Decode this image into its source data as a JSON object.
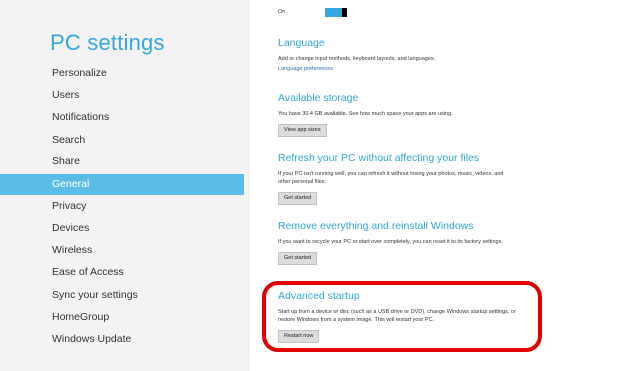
{
  "left": {
    "title": "PC settings",
    "nav": [
      {
        "label": "Personalize"
      },
      {
        "label": "Users"
      },
      {
        "label": "Notifications"
      },
      {
        "label": "Search"
      },
      {
        "label": "Share"
      },
      {
        "label": "General",
        "selected": true
      },
      {
        "label": "Privacy"
      },
      {
        "label": "Devices"
      },
      {
        "label": "Wireless"
      },
      {
        "label": "Ease of Access"
      },
      {
        "label": "Sync your settings"
      },
      {
        "label": "HomeGroup"
      },
      {
        "label": "Windows Update"
      }
    ]
  },
  "toggle": {
    "label": "On",
    "state": "on"
  },
  "sections": {
    "language": {
      "title": "Language",
      "desc": "Add or change input methods, keyboard layouts, and languages.",
      "link": "Language preferences"
    },
    "storage": {
      "title": "Available storage",
      "desc": "You have 30.4 GB available. See how much space your apps are using.",
      "button": "View app sizes"
    },
    "refresh": {
      "title": "Refresh your PC without affecting your files",
      "desc": "If your PC isn't running well, you can refresh it without losing your photos, music, videos, and other personal files.",
      "button": "Get started"
    },
    "reinstall": {
      "title": "Remove everything and reinstall Windows",
      "desc": "If you want to recycle your PC or start over completely, you can reset it to its factory settings.",
      "button": "Get started"
    },
    "advanced": {
      "title": "Advanced startup",
      "desc": "Start up from a device or disc (such as a USB drive or DVD), change Windows startup settings, or restore Windows from a system image. This will restart your PC.",
      "button": "Restart now"
    }
  },
  "colors": {
    "accent": "#35a6de",
    "selected_bg": "#5bbde6",
    "highlight": "#e00000"
  }
}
********
Requirement
Read through the entries and copy each line in which "reinstall" appears.

The solution
    "reinstall": {
      "title": "Remove everything and reinstall Windows",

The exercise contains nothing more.